Copy every record below, exactly as written.

=====

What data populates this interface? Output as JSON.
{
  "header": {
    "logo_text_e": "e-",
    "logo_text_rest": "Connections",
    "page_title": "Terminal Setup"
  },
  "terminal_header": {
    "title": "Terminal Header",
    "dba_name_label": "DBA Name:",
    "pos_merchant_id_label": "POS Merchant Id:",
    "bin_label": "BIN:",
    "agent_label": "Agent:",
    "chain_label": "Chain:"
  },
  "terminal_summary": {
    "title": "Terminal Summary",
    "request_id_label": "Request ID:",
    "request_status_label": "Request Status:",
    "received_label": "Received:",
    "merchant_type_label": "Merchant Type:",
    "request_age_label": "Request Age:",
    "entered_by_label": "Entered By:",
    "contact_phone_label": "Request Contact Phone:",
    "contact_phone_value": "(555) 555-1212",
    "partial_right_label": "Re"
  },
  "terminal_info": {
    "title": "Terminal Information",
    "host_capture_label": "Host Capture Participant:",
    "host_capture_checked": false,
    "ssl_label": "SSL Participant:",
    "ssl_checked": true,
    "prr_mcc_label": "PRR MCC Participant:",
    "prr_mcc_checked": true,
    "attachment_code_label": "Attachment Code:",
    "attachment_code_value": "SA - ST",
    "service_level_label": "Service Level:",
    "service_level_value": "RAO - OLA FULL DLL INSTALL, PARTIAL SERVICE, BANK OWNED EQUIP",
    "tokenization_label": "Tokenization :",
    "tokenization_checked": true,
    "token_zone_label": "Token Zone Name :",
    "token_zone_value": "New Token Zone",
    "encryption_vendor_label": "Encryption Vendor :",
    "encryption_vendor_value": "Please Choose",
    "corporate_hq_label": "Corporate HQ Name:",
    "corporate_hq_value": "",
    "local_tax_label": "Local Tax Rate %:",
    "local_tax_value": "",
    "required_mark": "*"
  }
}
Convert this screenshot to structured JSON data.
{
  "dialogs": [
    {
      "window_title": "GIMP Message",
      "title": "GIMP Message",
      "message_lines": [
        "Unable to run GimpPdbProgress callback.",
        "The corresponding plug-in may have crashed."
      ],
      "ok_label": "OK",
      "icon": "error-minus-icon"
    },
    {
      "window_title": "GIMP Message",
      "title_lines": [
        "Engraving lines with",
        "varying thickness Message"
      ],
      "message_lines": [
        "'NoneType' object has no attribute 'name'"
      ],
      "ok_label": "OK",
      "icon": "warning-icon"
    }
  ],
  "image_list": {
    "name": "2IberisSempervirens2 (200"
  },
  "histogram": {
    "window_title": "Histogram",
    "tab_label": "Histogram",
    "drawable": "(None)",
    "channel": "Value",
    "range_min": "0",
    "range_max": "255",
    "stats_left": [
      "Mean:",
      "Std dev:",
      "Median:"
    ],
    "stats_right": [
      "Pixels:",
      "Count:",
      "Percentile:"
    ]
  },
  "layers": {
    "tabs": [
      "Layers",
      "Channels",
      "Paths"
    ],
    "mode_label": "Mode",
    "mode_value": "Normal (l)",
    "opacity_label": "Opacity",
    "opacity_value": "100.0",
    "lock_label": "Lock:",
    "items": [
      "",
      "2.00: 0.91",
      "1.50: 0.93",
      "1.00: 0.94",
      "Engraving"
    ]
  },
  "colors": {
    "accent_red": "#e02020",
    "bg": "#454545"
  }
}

=====

#### FINISHED ANSWER:
What data populates this interface? Output as JSON.
{
  "header": {
    "logo_text_e": "e-",
    "logo_text_rest": "Connections",
    "page_title": "Terminal Setup"
  },
  "terminal_header": {
    "title": "Terminal Header",
    "dba_name_label": "DBA Name:",
    "pos_merchant_id_label": "POS Merchant Id:",
    "bin_label": "BIN:",
    "agent_label": "Agent:",
    "chain_label": "Chain:"
  },
  "terminal_summary": {
    "title": "Terminal Summary",
    "request_id_label": "Request ID:",
    "request_status_label": "Request Status:",
    "received_label": "Received:",
    "merchant_type_label": "Merchant Type:",
    "request_age_label": "Request Age:",
    "entered_by_label": "Entered By:",
    "contact_phone_label": "Request Contact Phone:",
    "contact_phone_value": "(555) 555-1212",
    "partial_right_label": "Re"
  },
  "terminal_info": {
    "title": "Terminal Information",
    "host_capture_label": "Host Capture Participant:",
    "host_capture_checked": false,
    "ssl_label": "SSL Participant:",
    "ssl_checked": true,
    "prr_mcc_label": "PRR MCC Participant:",
    "prr_mcc_checked": true,
    "attachment_code_label": "Attachment Code:",
    "attachment_code_value": "SA - ST",
    "service_level_label": "Service Level:",
    "service_level_value": "RAO - OLA FULL DLL INSTALL, PARTIAL SERVICE, BANK OWNED EQUIP",
    "tokenization_label": "Tokenization :",
    "tokenization_checked": true,
    "token_zone_label": "Token Zone Name :",
    "token_zone_value": "New Token Zone",
    "encryption_vendor_label": "Encryption Vendor :",
    "encryption_vendor_value": "Please Choose",
    "corporate_hq_label": "Corporate HQ Name:",
    "corporate_hq_value": "",
    "local_tax_label": "Local Tax Rate %:",
    "local_tax_value": "",
    "required_mark": "*"
  }
}
Convert this screenshot to structured JSON data.
{
  "dialogs": [
    {
      "window_title": "GIMP Message",
      "title": "GIMP Message",
      "message_lines": [
        "Unable to run GimpPdbProgress callback.",
        "The corresponding plug-in may have crashed."
      ],
      "ok_label": "OK",
      "icon": "error-minus-icon"
    },
    {
      "window_title": "GIMP Message",
      "title_lines": [
        "Engraving lines with",
        "varying thickness Message"
      ],
      "message_lines": [
        "'NoneType' object has no attribute 'name'"
      ],
      "ok_label": "OK",
      "icon": "warning-icon"
    }
  ],
  "image_list": {
    "name": "2IberisSempervirens2 (200"
  },
  "histogram": {
    "window_title": "Histogram",
    "tab_label": "Histogram",
    "drawable": "(None)",
    "channel": "Value",
    "range_min": "0",
    "range_max": "255",
    "stats_left": [
      "Mean:",
      "Std dev:",
      "Median:"
    ],
    "stats_right": [
      "Pixels:",
      "Count:",
      "Percentile:"
    ]
  },
  "layers": {
    "tabs": [
      "Layers",
      "Channels",
      "Paths"
    ],
    "mode_label": "Mode",
    "mode_value": "Normal (l)",
    "opacity_label": "Opacity",
    "opacity_value": "100.0",
    "lock_label": "Lock:",
    "items": [
      "",
      "2.00: 0.91",
      "1.50: 0.93",
      "1.00: 0.94",
      "Engraving"
    ]
  },
  "colors": {
    "accent_red": "#e02020",
    "bg": "#454545"
  }
}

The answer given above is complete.